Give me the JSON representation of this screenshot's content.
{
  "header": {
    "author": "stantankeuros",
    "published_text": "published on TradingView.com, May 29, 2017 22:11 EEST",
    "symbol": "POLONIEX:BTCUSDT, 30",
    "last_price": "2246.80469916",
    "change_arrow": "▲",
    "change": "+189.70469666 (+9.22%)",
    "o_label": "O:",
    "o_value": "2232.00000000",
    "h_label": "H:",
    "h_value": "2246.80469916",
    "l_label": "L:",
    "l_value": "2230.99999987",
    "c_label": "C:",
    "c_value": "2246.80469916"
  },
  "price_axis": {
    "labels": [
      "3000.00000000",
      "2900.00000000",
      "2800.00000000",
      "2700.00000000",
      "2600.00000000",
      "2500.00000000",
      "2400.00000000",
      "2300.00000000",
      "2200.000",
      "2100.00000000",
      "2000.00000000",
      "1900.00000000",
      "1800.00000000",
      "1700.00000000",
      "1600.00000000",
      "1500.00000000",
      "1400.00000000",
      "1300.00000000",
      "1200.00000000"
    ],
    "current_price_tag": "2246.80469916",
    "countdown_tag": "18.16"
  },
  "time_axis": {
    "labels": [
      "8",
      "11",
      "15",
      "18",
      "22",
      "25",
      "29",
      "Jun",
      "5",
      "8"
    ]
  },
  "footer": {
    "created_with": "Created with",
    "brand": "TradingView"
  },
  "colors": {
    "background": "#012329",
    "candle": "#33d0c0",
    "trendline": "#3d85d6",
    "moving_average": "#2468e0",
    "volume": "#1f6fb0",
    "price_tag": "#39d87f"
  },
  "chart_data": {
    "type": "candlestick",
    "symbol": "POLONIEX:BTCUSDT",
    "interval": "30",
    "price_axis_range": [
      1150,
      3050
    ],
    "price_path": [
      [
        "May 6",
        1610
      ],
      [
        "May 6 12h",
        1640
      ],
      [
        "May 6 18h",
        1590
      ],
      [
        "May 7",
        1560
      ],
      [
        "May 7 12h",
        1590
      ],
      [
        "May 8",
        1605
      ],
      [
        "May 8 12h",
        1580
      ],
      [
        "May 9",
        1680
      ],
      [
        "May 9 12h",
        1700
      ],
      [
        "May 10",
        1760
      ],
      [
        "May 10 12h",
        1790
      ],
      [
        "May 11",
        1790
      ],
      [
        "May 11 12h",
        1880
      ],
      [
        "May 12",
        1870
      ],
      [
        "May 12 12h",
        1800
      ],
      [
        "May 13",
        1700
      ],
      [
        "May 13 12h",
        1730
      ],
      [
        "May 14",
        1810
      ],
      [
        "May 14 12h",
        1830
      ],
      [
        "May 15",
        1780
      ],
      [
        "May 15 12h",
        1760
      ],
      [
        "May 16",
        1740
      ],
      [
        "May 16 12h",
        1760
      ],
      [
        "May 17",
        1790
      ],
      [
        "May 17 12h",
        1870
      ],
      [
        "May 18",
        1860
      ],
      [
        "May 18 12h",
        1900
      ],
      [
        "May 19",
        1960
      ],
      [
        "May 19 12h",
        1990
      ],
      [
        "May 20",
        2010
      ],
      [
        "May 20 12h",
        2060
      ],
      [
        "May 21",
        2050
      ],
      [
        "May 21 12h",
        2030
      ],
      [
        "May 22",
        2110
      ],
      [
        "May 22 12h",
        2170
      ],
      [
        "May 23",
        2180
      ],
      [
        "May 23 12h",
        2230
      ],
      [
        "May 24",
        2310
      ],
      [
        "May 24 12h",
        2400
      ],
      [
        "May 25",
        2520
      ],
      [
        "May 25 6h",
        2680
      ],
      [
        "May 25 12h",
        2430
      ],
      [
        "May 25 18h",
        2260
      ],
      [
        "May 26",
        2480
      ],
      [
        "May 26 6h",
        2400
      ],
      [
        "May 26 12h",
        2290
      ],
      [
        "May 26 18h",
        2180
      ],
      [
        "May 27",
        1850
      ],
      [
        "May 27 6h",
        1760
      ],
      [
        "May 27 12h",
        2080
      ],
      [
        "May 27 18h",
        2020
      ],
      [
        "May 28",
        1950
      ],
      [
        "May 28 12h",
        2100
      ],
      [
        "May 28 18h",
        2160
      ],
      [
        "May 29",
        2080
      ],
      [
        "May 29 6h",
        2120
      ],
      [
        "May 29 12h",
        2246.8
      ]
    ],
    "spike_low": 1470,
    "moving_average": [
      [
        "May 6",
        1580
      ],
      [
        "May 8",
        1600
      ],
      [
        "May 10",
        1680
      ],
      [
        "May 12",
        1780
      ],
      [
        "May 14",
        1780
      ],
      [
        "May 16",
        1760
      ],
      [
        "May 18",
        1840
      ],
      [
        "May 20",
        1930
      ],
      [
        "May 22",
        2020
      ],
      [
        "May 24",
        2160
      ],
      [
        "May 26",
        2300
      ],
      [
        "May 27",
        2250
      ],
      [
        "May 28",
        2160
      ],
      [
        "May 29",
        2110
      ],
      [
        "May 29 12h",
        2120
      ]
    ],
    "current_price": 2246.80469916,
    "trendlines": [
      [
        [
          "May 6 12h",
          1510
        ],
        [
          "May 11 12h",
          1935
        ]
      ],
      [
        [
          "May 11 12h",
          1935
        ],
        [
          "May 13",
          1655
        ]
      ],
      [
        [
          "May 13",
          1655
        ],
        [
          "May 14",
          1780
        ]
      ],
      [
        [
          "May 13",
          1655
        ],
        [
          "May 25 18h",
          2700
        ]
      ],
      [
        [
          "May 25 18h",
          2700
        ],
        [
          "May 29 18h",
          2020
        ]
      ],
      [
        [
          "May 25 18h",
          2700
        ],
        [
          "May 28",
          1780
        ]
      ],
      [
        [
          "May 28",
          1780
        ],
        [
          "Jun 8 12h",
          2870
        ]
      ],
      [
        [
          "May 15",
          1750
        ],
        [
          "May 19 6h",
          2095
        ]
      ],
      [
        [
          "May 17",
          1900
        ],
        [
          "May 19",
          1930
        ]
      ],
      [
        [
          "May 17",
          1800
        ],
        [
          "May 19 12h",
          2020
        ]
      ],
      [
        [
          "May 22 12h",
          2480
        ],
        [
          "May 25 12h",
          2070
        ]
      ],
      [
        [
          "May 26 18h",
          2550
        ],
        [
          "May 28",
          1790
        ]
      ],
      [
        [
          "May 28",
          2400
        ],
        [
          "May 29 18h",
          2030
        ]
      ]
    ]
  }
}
•••••
Exercise instructions
Write out every entry again exactly, please, with nothing missing.

Answer to this problem
Give me the JSON representation of this screenshot's content.
{
  "header": {
    "author": "stantankeuros",
    "published_text": "published on TradingView.com, May 29, 2017 22:11 EEST",
    "symbol": "POLONIEX:BTCUSDT, 30",
    "last_price": "2246.80469916",
    "change_arrow": "▲",
    "change": "+189.70469666 (+9.22%)",
    "o_label": "O:",
    "o_value": "2232.00000000",
    "h_label": "H:",
    "h_value": "2246.80469916",
    "l_label": "L:",
    "l_value": "2230.99999987",
    "c_label": "C:",
    "c_value": "2246.80469916"
  },
  "price_axis": {
    "labels": [
      "3000.00000000",
      "2900.00000000",
      "2800.00000000",
      "2700.00000000",
      "2600.00000000",
      "2500.00000000",
      "2400.00000000",
      "2300.00000000",
      "2200.000",
      "2100.00000000",
      "2000.00000000",
      "1900.00000000",
      "1800.00000000",
      "1700.00000000",
      "1600.00000000",
      "1500.00000000",
      "1400.00000000",
      "1300.00000000",
      "1200.00000000"
    ],
    "current_price_tag": "2246.80469916",
    "countdown_tag": "18.16"
  },
  "time_axis": {
    "labels": [
      "8",
      "11",
      "15",
      "18",
      "22",
      "25",
      "29",
      "Jun",
      "5",
      "8"
    ]
  },
  "footer": {
    "created_with": "Created with",
    "brand": "TradingView"
  },
  "colors": {
    "background": "#012329",
    "candle": "#33d0c0",
    "trendline": "#3d85d6",
    "moving_average": "#2468e0",
    "volume": "#1f6fb0",
    "price_tag": "#39d87f"
  },
  "chart_data": {
    "type": "candlestick",
    "symbol": "POLONIEX:BTCUSDT",
    "interval": "30",
    "price_axis_range": [
      1150,
      3050
    ],
    "price_path": [
      [
        "May 6",
        1610
      ],
      [
        "May 6 12h",
        1640
      ],
      [
        "May 6 18h",
        1590
      ],
      [
        "May 7",
        1560
      ],
      [
        "May 7 12h",
        1590
      ],
      [
        "May 8",
        1605
      ],
      [
        "May 8 12h",
        1580
      ],
      [
        "May 9",
        1680
      ],
      [
        "May 9 12h",
        1700
      ],
      [
        "May 10",
        1760
      ],
      [
        "May 10 12h",
        1790
      ],
      [
        "May 11",
        1790
      ],
      [
        "May 11 12h",
        1880
      ],
      [
        "May 12",
        1870
      ],
      [
        "May 12 12h",
        1800
      ],
      [
        "May 13",
        1700
      ],
      [
        "May 13 12h",
        1730
      ],
      [
        "May 14",
        1810
      ],
      [
        "May 14 12h",
        1830
      ],
      [
        "May 15",
        1780
      ],
      [
        "May 15 12h",
        1760
      ],
      [
        "May 16",
        1740
      ],
      [
        "May 16 12h",
        1760
      ],
      [
        "May 17",
        1790
      ],
      [
        "May 17 12h",
        1870
      ],
      [
        "May 18",
        1860
      ],
      [
        "May 18 12h",
        1900
      ],
      [
        "May 19",
        1960
      ],
      [
        "May 19 12h",
        1990
      ],
      [
        "May 20",
        2010
      ],
      [
        "May 20 12h",
        2060
      ],
      [
        "May 21",
        2050
      ],
      [
        "May 21 12h",
        2030
      ],
      [
        "May 22",
        2110
      ],
      [
        "May 22 12h",
        2170
      ],
      [
        "May 23",
        2180
      ],
      [
        "May 23 12h",
        2230
      ],
      [
        "May 24",
        2310
      ],
      [
        "May 24 12h",
        2400
      ],
      [
        "May 25",
        2520
      ],
      [
        "May 25 6h",
        2680
      ],
      [
        "May 25 12h",
        2430
      ],
      [
        "May 25 18h",
        2260
      ],
      [
        "May 26",
        2480
      ],
      [
        "May 26 6h",
        2400
      ],
      [
        "May 26 12h",
        2290
      ],
      [
        "May 26 18h",
        2180
      ],
      [
        "May 27",
        1850
      ],
      [
        "May 27 6h",
        1760
      ],
      [
        "May 27 12h",
        2080
      ],
      [
        "May 27 18h",
        2020
      ],
      [
        "May 28",
        1950
      ],
      [
        "May 28 12h",
        2100
      ],
      [
        "May 28 18h",
        2160
      ],
      [
        "May 29",
        2080
      ],
      [
        "May 29 6h",
        2120
      ],
      [
        "May 29 12h",
        2246.8
      ]
    ],
    "spike_low": 1470,
    "moving_average": [
      [
        "May 6",
        1580
      ],
      [
        "May 8",
        1600
      ],
      [
        "May 10",
        1680
      ],
      [
        "May 12",
        1780
      ],
      [
        "May 14",
        1780
      ],
      [
        "May 16",
        1760
      ],
      [
        "May 18",
        1840
      ],
      [
        "May 20",
        1930
      ],
      [
        "May 22",
        2020
      ],
      [
        "May 24",
        2160
      ],
      [
        "May 26",
        2300
      ],
      [
        "May 27",
        2250
      ],
      [
        "May 28",
        2160
      ],
      [
        "May 29",
        2110
      ],
      [
        "May 29 12h",
        2120
      ]
    ],
    "current_price": 2246.80469916,
    "trendlines": [
      [
        [
          "May 6 12h",
          1510
        ],
        [
          "May 11 12h",
          1935
        ]
      ],
      [
        [
          "May 11 12h",
          1935
        ],
        [
          "May 13",
          1655
        ]
      ],
      [
        [
          "May 13",
          1655
        ],
        [
          "May 14",
          1780
        ]
      ],
      [
        [
          "May 13",
          1655
        ],
        [
          "May 25 18h",
          2700
        ]
      ],
      [
        [
          "May 25 18h",
          2700
        ],
        [
          "May 29 18h",
          2020
        ]
      ],
      [
        [
          "May 25 18h",
          2700
        ],
        [
          "May 28",
          1780
        ]
      ],
      [
        [
          "May 28",
          1780
        ],
        [
          "Jun 8 12h",
          2870
        ]
      ],
      [
        [
          "May 15",
          1750
        ],
        [
          "May 19 6h",
          2095
        ]
      ],
      [
        [
          "May 17",
          1900
        ],
        [
          "May 19",
          1930
        ]
      ],
      [
        [
          "May 17",
          1800
        ],
        [
          "May 19 12h",
          2020
        ]
      ],
      [
        [
          "May 22 12h",
          2480
        ],
        [
          "May 25 12h",
          2070
        ]
      ],
      [
        [
          "May 26 18h",
          2550
        ],
        [
          "May 28",
          1790
        ]
      ],
      [
        [
          "May 28",
          2400
        ],
        [
          "May 29 18h",
          2030
        ]
      ]
    ]
  }
}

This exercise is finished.